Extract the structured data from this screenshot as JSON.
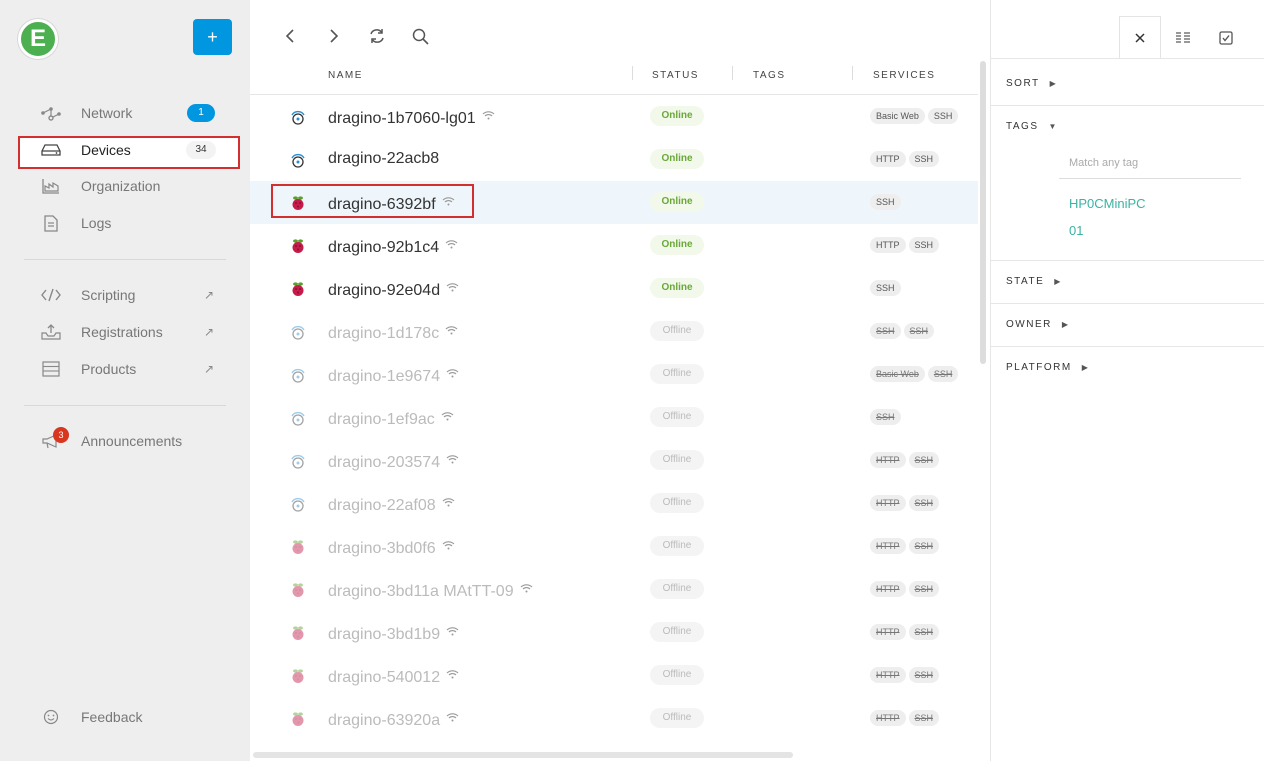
{
  "app": {
    "logo_letter": "E",
    "add_label": "+"
  },
  "sidebar": {
    "items": [
      {
        "label": "Network",
        "badge": "1"
      },
      {
        "label": "Devices",
        "badge": "34"
      },
      {
        "label": "Organization"
      },
      {
        "label": "Logs"
      },
      {
        "label": "Scripting",
        "external": "↗"
      },
      {
        "label": "Registrations",
        "external": "↗"
      },
      {
        "label": "Products",
        "external": "↗"
      },
      {
        "label": "Announcements",
        "badge": "3"
      },
      {
        "label": "Feedback"
      }
    ]
  },
  "table": {
    "columns": {
      "name": "NAME",
      "status": "STATUS",
      "tags": "TAGS",
      "services": "SERVICES"
    },
    "rows": [
      {
        "name": "dragino-1b7060-lg01",
        "icon": "gateway-icon",
        "wifi": true,
        "status": "Online",
        "services": [
          "Basic Web",
          "SSH"
        ]
      },
      {
        "name": "dragino-22acb8",
        "icon": "gateway-icon",
        "wifi": false,
        "status": "Online",
        "services": [
          "HTTP",
          "SSH"
        ]
      },
      {
        "name": "dragino-6392bf",
        "icon": "raspberry-icon",
        "wifi": true,
        "status": "Online",
        "services": [
          "SSH"
        ]
      },
      {
        "name": "dragino-92b1c4",
        "icon": "raspberry-icon",
        "wifi": true,
        "status": "Online",
        "services": [
          "HTTP",
          "SSH"
        ]
      },
      {
        "name": "dragino-92e04d",
        "icon": "raspberry-icon",
        "wifi": true,
        "status": "Online",
        "services": [
          "SSH"
        ]
      },
      {
        "name": "dragino-1d178c",
        "icon": "gateway-icon",
        "wifi": true,
        "status": "Offline",
        "services": [
          "SSH",
          "SSH"
        ]
      },
      {
        "name": "dragino-1e9674",
        "icon": "gateway-icon",
        "wifi": true,
        "status": "Offline",
        "services": [
          "Basic Web",
          "SSH"
        ]
      },
      {
        "name": "dragino-1ef9ac",
        "icon": "gateway-icon",
        "wifi": true,
        "status": "Offline",
        "services": [
          "SSH"
        ]
      },
      {
        "name": "dragino-203574",
        "icon": "gateway-icon",
        "wifi": true,
        "status": "Offline",
        "services": [
          "HTTP",
          "SSH"
        ]
      },
      {
        "name": "dragino-22af08",
        "icon": "gateway-icon",
        "wifi": true,
        "status": "Offline",
        "services": [
          "HTTP",
          "SSH"
        ]
      },
      {
        "name": "dragino-3bd0f6",
        "icon": "raspberry-icon",
        "wifi": true,
        "status": "Offline",
        "services": [
          "HTTP",
          "SSH"
        ]
      },
      {
        "name": "dragino-3bd11a MAtTT-09",
        "icon": "raspberry-icon",
        "wifi": true,
        "status": "Offline",
        "services": [
          "HTTP",
          "SSH"
        ]
      },
      {
        "name": "dragino-3bd1b9",
        "icon": "raspberry-icon",
        "wifi": true,
        "status": "Offline",
        "services": [
          "HTTP",
          "SSH"
        ]
      },
      {
        "name": "dragino-540012",
        "icon": "raspberry-icon",
        "wifi": true,
        "status": "Offline",
        "services": [
          "HTTP",
          "SSH"
        ]
      },
      {
        "name": "dragino-63920a",
        "icon": "raspberry-icon",
        "wifi": true,
        "status": "Offline",
        "services": [
          "HTTP",
          "SSH"
        ]
      }
    ]
  },
  "filters": {
    "sort": "SORT",
    "tags": "TAGS",
    "tag_placeholder": "Match any tag",
    "tag_option_line1": "HP0CMiniPC",
    "tag_option_line2": "01",
    "state": "STATE",
    "owner": "OWNER",
    "platform": "PLATFORM"
  },
  "colors": {
    "accent": "#0096e0",
    "online": "#6aa83a",
    "highlight": "#d32f2f",
    "tag_link": "#3ab3a3"
  }
}
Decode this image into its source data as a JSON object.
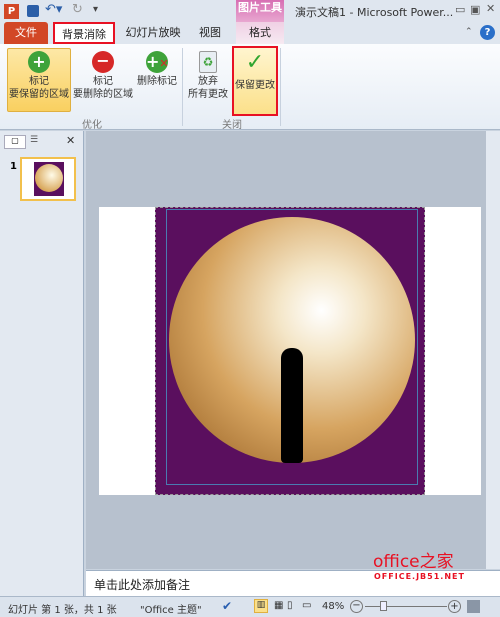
{
  "titlebar": {
    "title": "演示文稿1 - Microsoft Power...",
    "contextual_tab": "图片工具"
  },
  "tabs": [
    {
      "label": "文件"
    },
    {
      "label": "背景消除"
    },
    {
      "label": "幻灯片放映"
    },
    {
      "label": "视图"
    },
    {
      "label": "格式"
    }
  ],
  "ribbon": {
    "mark_keep": {
      "line1": "标记",
      "line2": "要保留的区域"
    },
    "mark_remove": {
      "line1": "标记",
      "line2": "要删除的区域"
    },
    "delete_mark": "删除标记",
    "discard": {
      "line1": "放弃",
      "line2": "所有更改"
    },
    "keep_changes": "保留更改",
    "group_refine": "优化",
    "group_close": "关闭"
  },
  "slides_panel": {
    "slide_number": "1"
  },
  "notes": {
    "placeholder": "单击此处添加备注"
  },
  "watermark": {
    "brand": "office之家",
    "url": "OFFICE.JB51.NET"
  },
  "status": {
    "slide_info": "幻灯片 第 1 张，共 1 张",
    "theme": "\"Office 主题\"",
    "zoom": "48%",
    "zoom_percent": 48
  },
  "colors": {
    "accent": "#d24726",
    "highlight": "#e81123",
    "purple": "#5a0f5e"
  }
}
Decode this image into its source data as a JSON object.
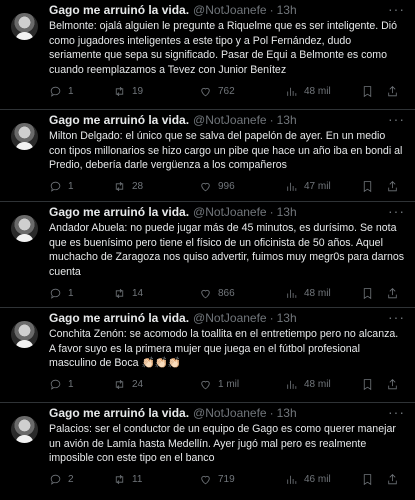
{
  "tweets": [
    {
      "name": "Gago me arruinó la vida.",
      "handle": "@NotJoanefe",
      "time": "13h",
      "text": "Belmonte: ojalá alguien le pregunte a Riquelme que es ser inteligente. Dió como jugadores inteligentes a este tipo y a Pol Fernández, dudo seriamente que sepa su significado. Pasar de Equi a Belmonte es como cuando reemplazamos a Tevez con Junior Benítez",
      "replies": "1",
      "retweets": "19",
      "likes": "762",
      "views": "48 mil"
    },
    {
      "name": "Gago me arruinó la vida.",
      "handle": "@NotJoanefe",
      "time": "13h",
      "text": "Milton Delgado: el único que se salva del papelón de ayer. En un medio con tipos millonarios se hizo cargo un pibe que hace un año iba en bondi al Predio, debería darle vergüenza a los compañeros",
      "replies": "1",
      "retweets": "28",
      "likes": "996",
      "views": "47 mil"
    },
    {
      "name": "Gago me arruinó la vida.",
      "handle": "@NotJoanefe",
      "time": "13h",
      "text": "Andador Abuela: no puede jugar más de 45 minutos, es durísimo. Se nota que es buenísimo pero tiene el físico de un oficinista de 50 años. Aquel muchacho de Zaragoza nos quiso advertir, fuimos muy megr0s para darnos cuenta",
      "replies": "1",
      "retweets": "14",
      "likes": "866",
      "views": "48 mil"
    },
    {
      "name": "Gago me arruinó la vida.",
      "handle": "@NotJoanefe",
      "time": "13h",
      "text": "Conchita Zenón: se acomodo la toallita en el entretiempo pero no alcanza. A favor suyo es la primera mujer que juega en el fútbol profesional masculino de Boca 👏🏻👏🏻👏🏻",
      "replies": "1",
      "retweets": "24",
      "likes": "1 mil",
      "views": "48 mil"
    },
    {
      "name": "Gago me arruinó la vida.",
      "handle": "@NotJoanefe",
      "time": "13h",
      "text": "Palacios: ser el conductor de un equipo de Gago es como querer manejar un avión de Lamía hasta Medellín. Ayer jugó mal pero es realmente imposible con este tipo en el banco",
      "replies": "2",
      "retweets": "11",
      "likes": "719",
      "views": "46 mil"
    }
  ],
  "icons": {
    "avatar": "avatar",
    "more": "more-dots-icon",
    "reply": "reply-icon",
    "retweet": "retweet-icon",
    "like": "heart-icon",
    "views": "views-icon",
    "bookmark": "bookmark-icon",
    "share": "share-icon"
  },
  "colors": {
    "background": "#000000",
    "text": "#e7e9ea",
    "muted": "#71767b",
    "divider": "#2f3336"
  }
}
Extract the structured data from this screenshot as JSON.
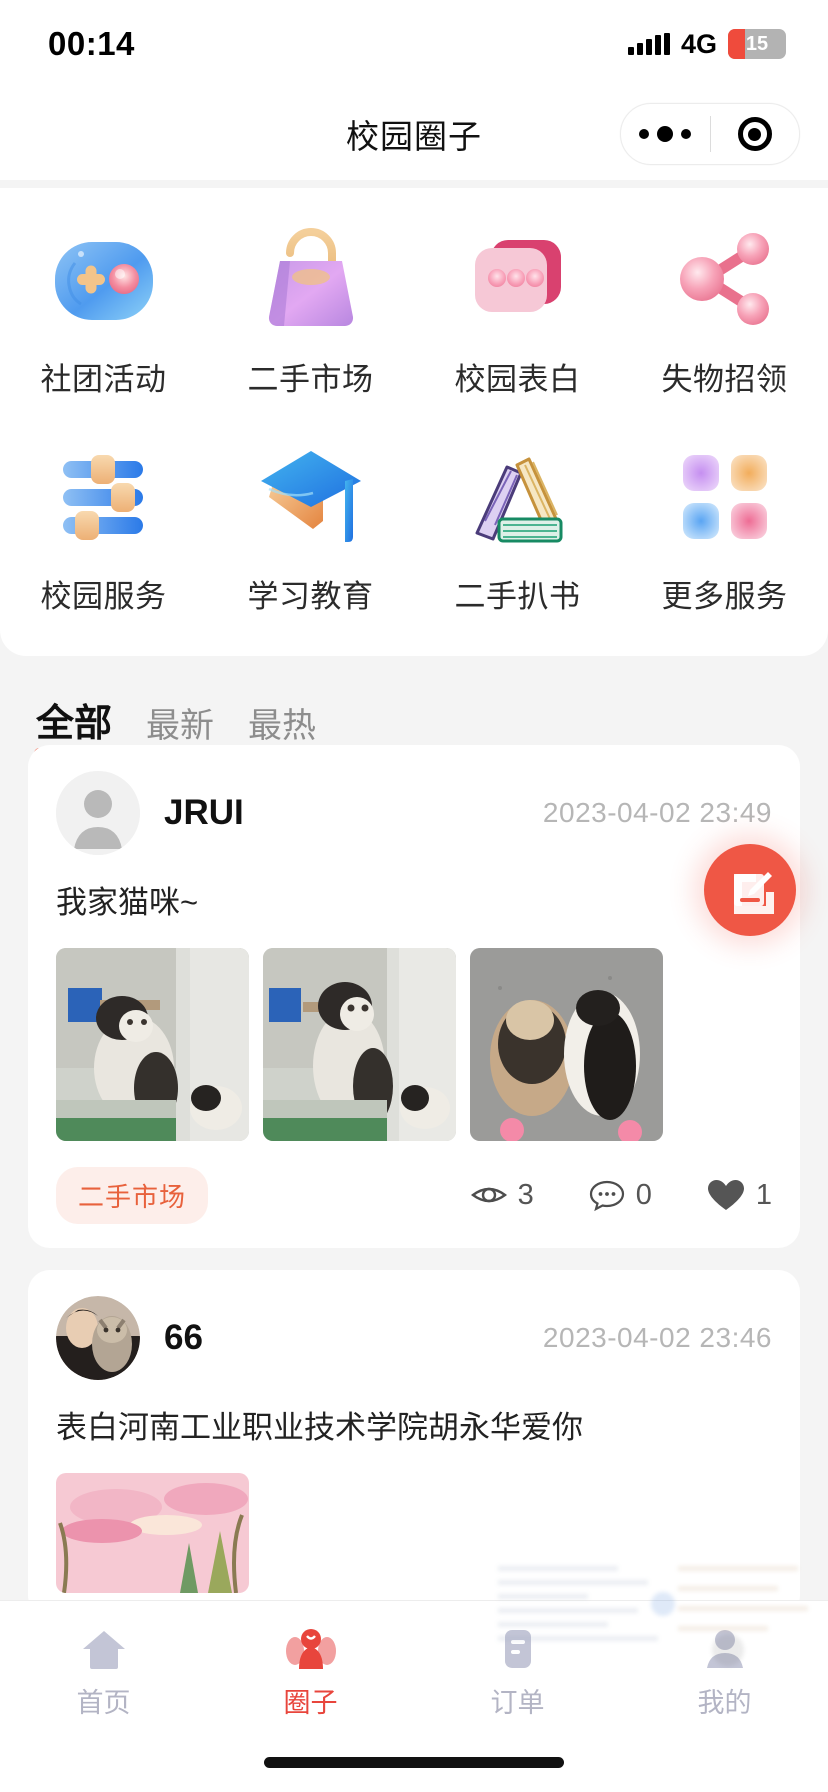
{
  "status_bar": {
    "time": "00:14",
    "network": "4G",
    "battery_level": "15",
    "signal_icon": "signal-bars-icon"
  },
  "nav": {
    "title": "校园圈子",
    "capsule": {
      "more_icon": "more-dots-icon",
      "target_icon": "target-circle-icon"
    }
  },
  "grid": {
    "rows": [
      [
        {
          "label": "社团活动",
          "icon": "gamepad-icon"
        },
        {
          "label": "二手市场",
          "icon": "handbag-icon"
        },
        {
          "label": "校园表白",
          "icon": "chat-bubble-icon"
        },
        {
          "label": "失物招领",
          "icon": "share-nodes-icon"
        }
      ],
      [
        {
          "label": "校园服务",
          "icon": "sliders-icon"
        },
        {
          "label": "学习教育",
          "icon": "graduation-cap-icon"
        },
        {
          "label": "二手扒书",
          "icon": "books-icon"
        },
        {
          "label": "更多服务",
          "icon": "grid-squares-icon"
        }
      ]
    ]
  },
  "filter_tabs": [
    {
      "label": "全部",
      "active": true
    },
    {
      "label": "最新",
      "active": false
    },
    {
      "label": "最热",
      "active": false
    }
  ],
  "posts": [
    {
      "user": "JRUI",
      "time": "2023-04-02 23:49",
      "text": "我家猫咪~",
      "avatar_type": "placeholder-avatar",
      "tag": "二手市场",
      "views": "3",
      "comments": "0",
      "likes": "1",
      "image_count": 3
    },
    {
      "user": "66",
      "time": "2023-04-02 23:46",
      "text": "表白河南工业职业技术学院胡永华爱你",
      "avatar_type": "photo-avatar",
      "image_count": 1
    }
  ],
  "fab": {
    "icon": "compose-edit-icon"
  },
  "tabbar": [
    {
      "label": "首页",
      "icon": "home-icon",
      "active": false
    },
    {
      "label": "圈子",
      "icon": "community-icon",
      "active": true
    },
    {
      "label": "订单",
      "icon": "order-list-icon",
      "active": false
    },
    {
      "label": "我的",
      "icon": "person-icon",
      "active": false
    }
  ],
  "colors": {
    "accent": "#ef5745",
    "tab_active": "#e8453c",
    "tag_text": "#e8613c",
    "tag_bg": "#fdeeea",
    "inactive": "#b3b4c4"
  }
}
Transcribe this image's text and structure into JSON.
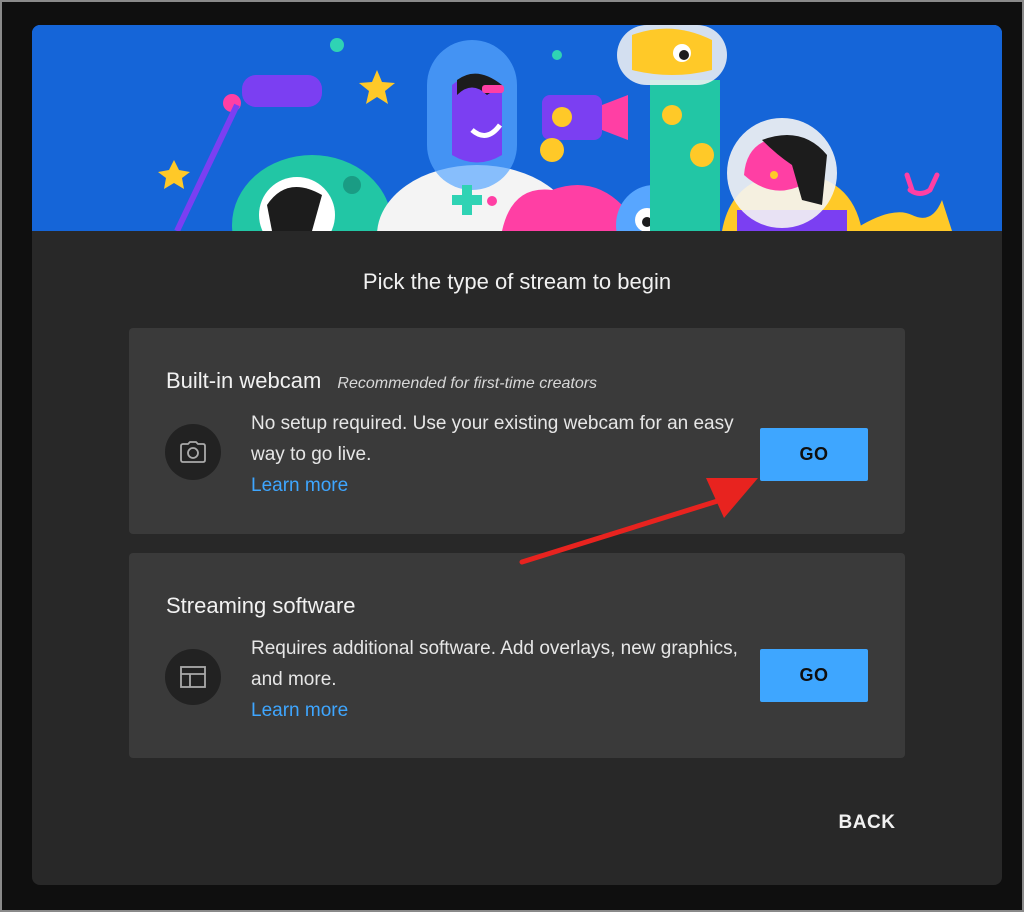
{
  "dialog": {
    "title": "Pick the type of stream to begin"
  },
  "options": [
    {
      "heading": "Built-in webcam",
      "subheading": "Recommended for first-time creators",
      "icon": "camera-icon",
      "description": "No setup required. Use your existing webcam for an easy way to go live.",
      "learn_more": "Learn more",
      "button": "GO"
    },
    {
      "heading": "Streaming software",
      "subheading": "",
      "icon": "layout-icon",
      "description": "Requires additional software. Add overlays, new graphics, and more.",
      "learn_more": "Learn more",
      "button": "GO"
    }
  ],
  "footer": {
    "back_label": "BACK"
  },
  "colors": {
    "accent": "#3ea6ff",
    "banner": "#1565d8",
    "dialog_bg": "#282828",
    "card_bg": "#3a3a3a",
    "annotation_arrow": "#e8231f"
  }
}
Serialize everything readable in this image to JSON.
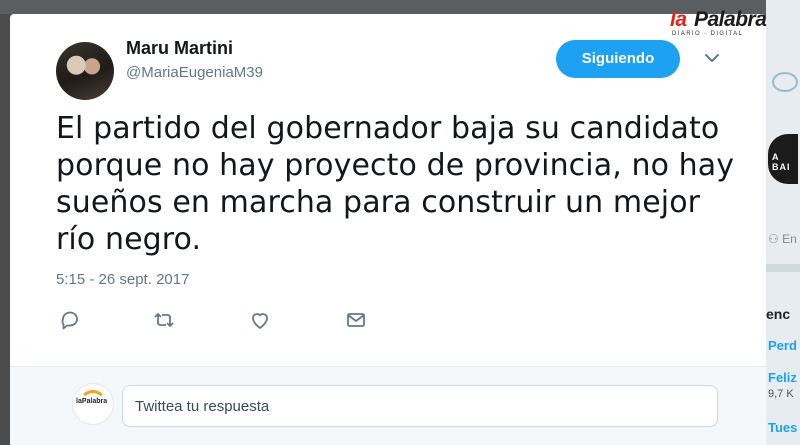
{
  "sidebar_peek": {
    "brand_badge": "A BAI",
    "reply_count_fragment": "En",
    "trends_heading": "enc",
    "trends": [
      {
        "label": "Perd",
        "sub": ""
      },
      {
        "label": "Feliz",
        "sub": "9,7 K"
      },
      {
        "label": "Tues",
        "sub": ""
      }
    ]
  },
  "tweet": {
    "author_name": "Maru Martini",
    "author_handle": "@MariaEugeniaM39",
    "follow_label": "Siguiendo",
    "text": "El partido del gobernador baja su candidato porque no hay proyecto de provincia, no hay sueños en marcha para construir un mejor río negro.",
    "timestamp": "5:15 - 26 sept. 2017"
  },
  "actions": {
    "icons": [
      "reply-icon",
      "retweet-icon",
      "like-icon",
      "direct-message-icon"
    ]
  },
  "reply": {
    "placeholder": "Twittea tu respuesta",
    "avatar_label": "laPalabra"
  },
  "watermark": {
    "brand_a": "la",
    "brand_b": "Palabra",
    "tagline": "DIARIO · DIGITAL"
  },
  "colors": {
    "accent": "#1da1f2",
    "text": "#14171a",
    "muted": "#657786",
    "watermark_red": "#e2251b"
  }
}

○ ○ ○ ○ ○ ○ ○

§ **To do**
Retype the lines exactly as they appear, beginning with the line that contains "Serialize everything readable" and ending with the final line of the entries, and omit the pictures.

§ **Exercise response**
Serialize everything readable in this image to JSON.
{
  "sidebar_peek": {
    "brand_badge": "A BAI",
    "reply_count_fragment": "En",
    "trends_heading": "enc",
    "trends": [
      {
        "label": "Perd",
        "sub": ""
      },
      {
        "label": "Feliz",
        "sub": "9,7 K"
      },
      {
        "label": "Tues",
        "sub": ""
      }
    ]
  },
  "tweet": {
    "author_name": "Maru Martini",
    "author_handle": "@MariaEugeniaM39",
    "follow_label": "Siguiendo",
    "text": "El partido del gobernador baja su candidato porque no hay proyecto de provincia, no hay sueños en marcha para construir un mejor río negro.",
    "timestamp": "5:15 - 26 sept. 2017"
  },
  "actions": {
    "icons": [
      "reply-icon",
      "retweet-icon",
      "like-icon",
      "direct-message-icon"
    ]
  },
  "reply": {
    "placeholder": "Twittea tu respuesta",
    "avatar_label": "laPalabra"
  },
  "watermark": {
    "brand_a": "la",
    "brand_b": "Palabra",
    "tagline": "DIARIO · DIGITAL"
  },
  "colors": {
    "accent": "#1da1f2",
    "text": "#14171a",
    "muted": "#657786",
    "watermark_red": "#e2251b"
  }
}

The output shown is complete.